[Items listed in a dataset]
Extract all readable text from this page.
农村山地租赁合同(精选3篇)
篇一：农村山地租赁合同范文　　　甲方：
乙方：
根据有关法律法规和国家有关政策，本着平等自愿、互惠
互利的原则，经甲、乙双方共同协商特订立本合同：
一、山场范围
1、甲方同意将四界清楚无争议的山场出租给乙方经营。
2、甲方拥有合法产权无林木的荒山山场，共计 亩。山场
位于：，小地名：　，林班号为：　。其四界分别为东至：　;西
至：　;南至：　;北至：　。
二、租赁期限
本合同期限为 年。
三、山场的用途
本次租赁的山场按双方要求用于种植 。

== Written problem ==
Copy all of the data exactly.

== Exercise result ==
Extract all readable text from this page.
农村山地租赁合同(精选3篇)
篇一：农村山地租赁合同范文　　　甲方：
乙方：
根据有关法律法规和国家有关政策，本着平等自愿、互惠
互利的原则，经甲、乙双方共同协商特订立本合同：
一、山场范围
1、甲方同意将四界清楚无争议的山场出租给乙方经营。
2、甲方拥有合法产权无林木的荒山山场，共计 亩。山场
位于：，小地名：　，林班号为：　。其四界分别为东至：　;西
至：　;南至：　;北至：　。
二、租赁期限
本合同期限为 年。
三、山场的用途
本次租赁的山场按双方要求用于种植 。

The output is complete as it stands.